以下、本発明のカラーフィルタに用いられる各構成ごとに詳しく説明する。
【0040】
1.遮光部
まず、本発明のカラーフィルタに用いられる遮光部について説明する。本発明のカラーフィルタに用いられる遮光部としては、後述する透明基材上に形成され、かつ樹脂および遮光材料を含有するものであって、上述したような端辺を有するように形成されるものであれば、特に限定されるものではなく、一般的な樹脂製の遮光部を形成する遮光部形成材料を用いてフォトリソグラフィー法等により、形成したものとすることができる。
【0041】
ここで、端辺の形状を上述したように形成する方法としては、例えば後述するような感光性を有する遮光部形成材料を透明基板全面に塗布し、パターン状に露光を行う際のフォトマスクと遮光部形成材料表面との配置距離を短いものとする方法が挙げられる。上記フォトマスクと遮光部形成材料表面との距離が遠い場合には、照射された光が回折してしまい、パターンがぼやけてしまい、ビリつきが発生しやすくなるからである。
【0042】
また一般的に、上記遮光部形成材料を露光する前に、塗布された遮光部形成材料を加熱するプリベーク工程が行われるが、このプリベークにおける温度を最適化することによっても、上述したような端辺の形状となるように遮光部の形成を行うことができる。このプリベークの温度が高い場合には、露光後の現像工程で不溶部分の除去が困難となることによりビリつきが発生しやすく、またプリベークの温度が低い場合には、硬化が不十分となり、目的とする領域の遮光部まで現像によって遮光部形成材料が除去されてしまい、ビリつきが発生しやすくなるからである。
【0043】
また、例えば上記遮光部形成材料の露光後、目的とする領域以外の遮光部形成材料を除去する現像工程におけるシャワー圧を低いものとする方法等も挙げられる。シャワー圧が高い場合には、遮光部を形成する領域上の遮光部形成材料まで圧力によって削られてしまい、ビリつきが発生する場合があるからである。
【0044】
またさらに、上記現像時間を最適化することによっても、端辺の形状を上述したように形成することができる。現像時間が短い場合には、不溶部分の除去が困難となることによりビリつきが発生し、現像時間が長い場合には、目的とする領域の遮光部まで遮光部形成材料が除去されてしまいビリつきが発生するからである。
【0045】
なお、これらの各条件の最適化は、上記遮光部形成材料の種類や、装置、目的とするカラーフィルタによって適宜選択される。

----

### [課題]
**A.** カラーフィルタの文章に基づき、次に答えよ。
(i) フォトマスクと遮光部形成材料表面との距離が遠い場合、照射された光はどうなるか。
(ii) プリベーク工程は、遮光部形成材料を露光する前と後のどちらに行われるか。
(iii) 現像工程のシャワー圧が高い場合、遮光部を形成する領域上の遮光部形成材料はどうなるか。
**B.** カラーフィルタの文章のうち、「以下、本発明のカラーフィルタに用いられる各構成ごとに詳しく説明する。」から「生する場合があるからである。」までの部分を一字も変えずに書き出せ。
**C.** カラーフィルタの文章を、最後の文に続けて書き継げ。

(コレクションの保存項目)

----

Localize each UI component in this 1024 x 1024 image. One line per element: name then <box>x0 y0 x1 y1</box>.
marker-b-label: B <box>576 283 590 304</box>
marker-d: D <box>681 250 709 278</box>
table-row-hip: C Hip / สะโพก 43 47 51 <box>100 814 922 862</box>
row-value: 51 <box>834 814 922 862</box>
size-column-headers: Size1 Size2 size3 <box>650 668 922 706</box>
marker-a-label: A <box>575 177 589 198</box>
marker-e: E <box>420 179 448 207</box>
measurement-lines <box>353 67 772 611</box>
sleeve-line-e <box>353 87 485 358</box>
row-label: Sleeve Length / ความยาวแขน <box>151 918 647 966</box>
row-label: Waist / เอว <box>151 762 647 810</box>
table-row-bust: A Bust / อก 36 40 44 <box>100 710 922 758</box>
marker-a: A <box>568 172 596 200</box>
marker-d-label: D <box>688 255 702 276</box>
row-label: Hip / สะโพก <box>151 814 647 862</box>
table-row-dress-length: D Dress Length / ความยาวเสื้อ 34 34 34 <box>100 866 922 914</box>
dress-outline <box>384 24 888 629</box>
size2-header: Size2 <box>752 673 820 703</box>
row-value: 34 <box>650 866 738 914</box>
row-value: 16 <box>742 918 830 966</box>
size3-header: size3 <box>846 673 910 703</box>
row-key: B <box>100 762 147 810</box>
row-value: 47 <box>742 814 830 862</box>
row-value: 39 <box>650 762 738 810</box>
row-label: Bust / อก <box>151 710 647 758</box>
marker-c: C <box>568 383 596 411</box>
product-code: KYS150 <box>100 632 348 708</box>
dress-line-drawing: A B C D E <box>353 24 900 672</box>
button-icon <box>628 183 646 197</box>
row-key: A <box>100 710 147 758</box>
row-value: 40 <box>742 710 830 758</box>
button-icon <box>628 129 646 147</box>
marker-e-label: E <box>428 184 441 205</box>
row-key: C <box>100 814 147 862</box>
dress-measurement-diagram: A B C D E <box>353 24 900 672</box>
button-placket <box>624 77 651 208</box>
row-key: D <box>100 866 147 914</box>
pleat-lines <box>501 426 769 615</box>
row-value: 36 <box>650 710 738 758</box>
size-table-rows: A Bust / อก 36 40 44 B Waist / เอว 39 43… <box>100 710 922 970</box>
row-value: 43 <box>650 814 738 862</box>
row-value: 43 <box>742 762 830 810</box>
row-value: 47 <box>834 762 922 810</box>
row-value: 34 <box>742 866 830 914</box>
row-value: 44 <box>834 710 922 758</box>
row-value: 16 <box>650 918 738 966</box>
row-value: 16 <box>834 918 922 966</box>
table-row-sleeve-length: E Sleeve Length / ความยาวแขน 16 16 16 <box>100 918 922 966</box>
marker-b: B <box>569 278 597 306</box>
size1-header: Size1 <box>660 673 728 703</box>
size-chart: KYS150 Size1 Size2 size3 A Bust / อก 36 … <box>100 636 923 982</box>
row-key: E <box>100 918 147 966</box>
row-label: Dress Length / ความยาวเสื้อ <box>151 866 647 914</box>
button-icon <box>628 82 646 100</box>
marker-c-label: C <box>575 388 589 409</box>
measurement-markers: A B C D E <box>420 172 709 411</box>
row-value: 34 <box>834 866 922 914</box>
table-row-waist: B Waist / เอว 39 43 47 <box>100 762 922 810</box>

----

### [解答]
**A.**
(i) 回折してしまい、パターンがぼやける。
(ii) 露光する前。
(iii) 圧力によって削られてしまう。

**B.**
以下、本発明のカラーフィルタに用いられる各構成ごとに詳しく説明する。
【0040】
1.遮光部
まず、本発明のカラーフィルタに用いられる遮光部について説明する。本発明のカラーフィルタに用いられる遮光部としては、後述する透明基材上に形成され、かつ樹脂および遮光材料を含有するものであって、上述したような端辺を有するように形成されるものであれば、特に限定されるものではなく、一般的な樹脂製の遮光部を形成する遮光部形成材料を用いてフォトリソグラフィー法等により、形成したものとすることができる。
【0041】
ここで、端辺の形状を上述したように形成する方法としては、例えば後述するような感光性を有する遮光部形成材料を透明基板全面に塗布し、パターン状に露光を行う際のフォトマスクと遮光部形成材料表面との配置距離を短いものとする方法が挙げられる。上記フォトマスクと遮光部形成材料表面との距離が遠い場合には、照射された光が回折してしまい、パターンがぼやけてしまい、ビリつきが発生しやすくなるからである。
【0042】
また一般的に、上記遮光部形成材料を露光する前に、塗布された遮光部形成材料を加熱するプリベーク工程が行われるが、このプリベークにおける温度を最適化することによっても、上述したような端辺の形状となるように遮光部の形成を行うことができる。このプリベークの温度が高い場合には、露光後の現像工程で不溶部分の除去が困難となることによりビリつきが発生しやすく、またプリベークの温度が低い場合には、硬化が不十分となり、目的とする領域の遮光部まで現像によって遮光部形成材料が除去されてしまい、ビリつきが発生しやすくなるからである。
【0043】
また、例えば上記遮光部形成材料の露光後、目的とする領域以外の遮光部形成材料を除去する現像工程におけるシャワー圧を低いものとする方法等も挙げられる。シャワー圧が高い場合には、遮光部を形成する領域上の遮光部形成材料まで圧力によって削られてしまい、ビリつきが発生する場合があるからである。

**C.**
【0046】
また、上述したような遮光部の形成に用いられる材料としては、少なくとも遮光材料および樹脂が含有されていれば、その材料等は特に限定されるものではなく、通常、遮光材料や樹脂に、光開始剤やモノマー等を添加して遮光部形成用組成物として上記遮光部を形成することができる。
【0047】
上記遮光材料としては、一般的にカラーフィルタに用いられる樹脂製遮光部に用いられる材料を用いることができ、例えばカーボン微粒子、酸化チタン、チタンブラック、チタン微粒子、金属酸化物、無機顔料、有機顔料等の遮光性粒子等が挙げられる。
【0048】
また、本発明に用いられる遮光部に含有される樹脂としては、エチレン−酢酸ビニル共重合体、エチレン−塩化ビニル共重合体、エチレン−ビニル共重合体、ポリスチレン、アクリロニトリル−スチレン共重合体、ABS樹脂、ポリメタクリル酸樹脂、エチレン−メタクリル酸樹脂、ポリ塩化ビニル樹脂、塩素化塩化ビニル、ポリビニルアルコール、セルロースアセテートプロピオネート、セルロースアセテートブチレート、ナイロン6、ナイロン66、ナイロン12、ポリエチレンテレフタレート、ポリブチレンテレフタレート、ポリカーボネート、ポリビニルアセタール、ポリエーテルエーテルケトン、ポリエーテルサルフォン、ポリフェニレンサルファイド、ポリアリレート、ポリビニルブチラール、エポキシ樹脂、フェノキシ樹脂、ポリイミド樹脂、ポリアミドイミド樹脂、ポリアミック酸樹脂、ポリエーテルイミド樹脂、フェノール樹脂、ユリア樹脂等を例示することができる。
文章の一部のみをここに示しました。